┌────────
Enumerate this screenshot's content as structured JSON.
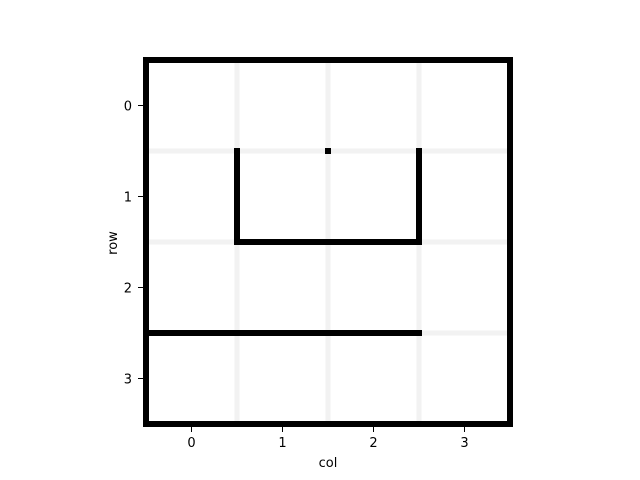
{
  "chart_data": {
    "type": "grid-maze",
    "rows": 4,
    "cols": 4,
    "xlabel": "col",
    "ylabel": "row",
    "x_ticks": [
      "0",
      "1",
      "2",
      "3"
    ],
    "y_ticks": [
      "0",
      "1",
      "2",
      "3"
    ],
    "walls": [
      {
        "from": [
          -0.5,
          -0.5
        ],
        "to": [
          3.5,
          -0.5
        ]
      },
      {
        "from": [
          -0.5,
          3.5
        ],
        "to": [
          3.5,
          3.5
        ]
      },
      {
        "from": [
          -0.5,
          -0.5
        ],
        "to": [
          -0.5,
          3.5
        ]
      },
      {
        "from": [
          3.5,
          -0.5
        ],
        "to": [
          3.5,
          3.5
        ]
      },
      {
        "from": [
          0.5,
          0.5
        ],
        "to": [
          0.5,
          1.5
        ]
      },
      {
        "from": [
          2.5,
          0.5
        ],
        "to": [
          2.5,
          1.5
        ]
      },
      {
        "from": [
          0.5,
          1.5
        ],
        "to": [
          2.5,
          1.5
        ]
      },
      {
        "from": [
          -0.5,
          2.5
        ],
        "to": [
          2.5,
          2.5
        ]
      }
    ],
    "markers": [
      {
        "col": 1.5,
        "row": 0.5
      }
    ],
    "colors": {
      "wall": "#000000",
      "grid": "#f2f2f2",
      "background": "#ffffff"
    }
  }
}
└────────
* [Work to complete]:
Without the pictures, restate each entry exactly.

* [Answer to the task]:
Enumerate this screenshot's content as structured JSON.
{
  "chart_data": {
    "type": "grid-maze",
    "rows": 4,
    "cols": 4,
    "xlabel": "col",
    "ylabel": "row",
    "x_ticks": [
      "0",
      "1",
      "2",
      "3"
    ],
    "y_ticks": [
      "0",
      "1",
      "2",
      "3"
    ],
    "walls": [
      {
        "from": [
          -0.5,
          -0.5
        ],
        "to": [
          3.5,
          -0.5
        ]
      },
      {
        "from": [
          -0.5,
          3.5
        ],
        "to": [
          3.5,
          3.5
        ]
      },
      {
        "from": [
          -0.5,
          -0.5
        ],
        "to": [
          -0.5,
          3.5
        ]
      },
      {
        "from": [
          3.5,
          -0.5
        ],
        "to": [
          3.5,
          3.5
        ]
      },
      {
        "from": [
          0.5,
          0.5
        ],
        "to": [
          0.5,
          1.5
        ]
      },
      {
        "from": [
          2.5,
          0.5
        ],
        "to": [
          2.5,
          1.5
        ]
      },
      {
        "from": [
          0.5,
          1.5
        ],
        "to": [
          2.5,
          1.5
        ]
      },
      {
        "from": [
          -0.5,
          2.5
        ],
        "to": [
          2.5,
          2.5
        ]
      }
    ],
    "markers": [
      {
        "col": 1.5,
        "row": 0.5
      }
    ],
    "colors": {
      "wall": "#000000",
      "grid": "#f2f2f2",
      "background": "#ffffff"
    }
  }
}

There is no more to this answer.